____ DATA ENTRIES

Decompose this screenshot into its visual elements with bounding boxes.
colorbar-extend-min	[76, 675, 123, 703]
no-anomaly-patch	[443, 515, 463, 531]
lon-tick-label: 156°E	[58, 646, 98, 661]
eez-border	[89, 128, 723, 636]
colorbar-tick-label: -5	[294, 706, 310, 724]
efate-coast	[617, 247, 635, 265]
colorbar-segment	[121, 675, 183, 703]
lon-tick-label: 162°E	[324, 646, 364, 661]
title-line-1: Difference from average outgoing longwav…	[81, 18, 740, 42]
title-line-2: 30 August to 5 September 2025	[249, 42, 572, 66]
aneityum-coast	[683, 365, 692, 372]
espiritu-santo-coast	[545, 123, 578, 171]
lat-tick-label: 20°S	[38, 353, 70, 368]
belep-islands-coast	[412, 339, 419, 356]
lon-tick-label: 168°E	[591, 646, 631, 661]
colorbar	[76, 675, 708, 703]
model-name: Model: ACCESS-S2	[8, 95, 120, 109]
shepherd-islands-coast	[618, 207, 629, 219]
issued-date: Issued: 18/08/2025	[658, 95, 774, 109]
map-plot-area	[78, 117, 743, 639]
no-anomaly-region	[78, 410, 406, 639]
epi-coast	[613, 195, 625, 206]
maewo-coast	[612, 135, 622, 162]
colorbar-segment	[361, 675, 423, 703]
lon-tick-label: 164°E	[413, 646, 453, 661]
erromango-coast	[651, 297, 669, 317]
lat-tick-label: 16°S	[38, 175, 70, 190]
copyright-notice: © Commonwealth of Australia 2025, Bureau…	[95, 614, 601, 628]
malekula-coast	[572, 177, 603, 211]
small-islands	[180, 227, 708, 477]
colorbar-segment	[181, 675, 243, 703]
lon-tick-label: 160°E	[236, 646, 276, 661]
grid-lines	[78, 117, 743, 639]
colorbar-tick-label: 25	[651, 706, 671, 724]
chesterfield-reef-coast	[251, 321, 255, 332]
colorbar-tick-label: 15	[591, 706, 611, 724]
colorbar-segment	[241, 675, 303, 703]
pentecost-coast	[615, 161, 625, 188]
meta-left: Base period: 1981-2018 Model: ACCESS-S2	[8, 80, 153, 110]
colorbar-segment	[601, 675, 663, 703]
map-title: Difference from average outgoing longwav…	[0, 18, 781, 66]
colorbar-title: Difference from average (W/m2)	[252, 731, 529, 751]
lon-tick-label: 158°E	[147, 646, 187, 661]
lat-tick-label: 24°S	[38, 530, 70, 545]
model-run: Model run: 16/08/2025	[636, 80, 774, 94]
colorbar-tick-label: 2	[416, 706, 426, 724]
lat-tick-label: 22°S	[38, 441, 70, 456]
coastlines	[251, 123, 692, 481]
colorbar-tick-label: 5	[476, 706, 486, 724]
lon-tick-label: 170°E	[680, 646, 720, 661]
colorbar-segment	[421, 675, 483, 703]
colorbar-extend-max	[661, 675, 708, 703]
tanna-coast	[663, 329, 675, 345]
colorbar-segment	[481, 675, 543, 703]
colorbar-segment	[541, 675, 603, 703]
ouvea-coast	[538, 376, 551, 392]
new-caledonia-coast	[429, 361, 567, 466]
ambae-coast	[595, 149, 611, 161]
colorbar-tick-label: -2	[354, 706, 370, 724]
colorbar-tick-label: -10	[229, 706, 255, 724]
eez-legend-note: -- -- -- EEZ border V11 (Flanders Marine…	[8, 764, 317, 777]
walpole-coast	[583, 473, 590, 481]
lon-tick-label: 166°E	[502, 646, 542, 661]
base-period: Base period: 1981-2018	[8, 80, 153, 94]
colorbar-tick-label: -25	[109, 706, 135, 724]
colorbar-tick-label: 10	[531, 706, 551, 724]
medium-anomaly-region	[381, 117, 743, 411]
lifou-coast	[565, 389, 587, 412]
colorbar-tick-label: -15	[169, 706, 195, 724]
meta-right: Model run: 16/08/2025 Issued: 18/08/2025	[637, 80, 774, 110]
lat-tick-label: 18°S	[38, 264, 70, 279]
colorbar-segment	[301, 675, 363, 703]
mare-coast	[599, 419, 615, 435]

________

■ **STATED GOAL**
In the data, from the first line through the line with "175, 70, 190]", change every "lon-tick-label" to "longitude-tick-label". Keep all other text the same.

■ **TASK ANSWER**
Decompose this screenshot into its visual elements with bounding boxes.
colorbar-extend-min	[76, 675, 123, 703]
no-anomaly-patch	[443, 515, 463, 531]
longitude-tick-label: 156°E	[58, 646, 98, 661]
eez-border	[89, 128, 723, 636]
colorbar-tick-label: -5	[294, 706, 310, 724]
efate-coast	[617, 247, 635, 265]
colorbar-segment	[121, 675, 183, 703]
longitude-tick-label: 162°E	[324, 646, 364, 661]
title-line-1: Difference from average outgoing longwav…	[81, 18, 740, 42]
title-line-2: 30 August to 5 September 2025	[249, 42, 572, 66]
aneityum-coast	[683, 365, 692, 372]
espiritu-santo-coast	[545, 123, 578, 171]
lat-tick-label: 20°S	[38, 353, 70, 368]
belep-islands-coast	[412, 339, 419, 356]
longitude-tick-label: 168°E	[591, 646, 631, 661]
colorbar	[76, 675, 708, 703]
model-name: Model: ACCESS-S2	[8, 95, 120, 109]
shepherd-islands-coast	[618, 207, 629, 219]
issued-date: Issued: 18/08/2025	[658, 95, 774, 109]
map-plot-area	[78, 117, 743, 639]
no-anomaly-region	[78, 410, 406, 639]
epi-coast	[613, 195, 625, 206]
maewo-coast	[612, 135, 622, 162]
colorbar-segment	[361, 675, 423, 703]
longitude-tick-label: 164°E	[413, 646, 453, 661]
erromango-coast	[651, 297, 669, 317]
lat-tick-label: 16°S	[38, 175, 70, 190]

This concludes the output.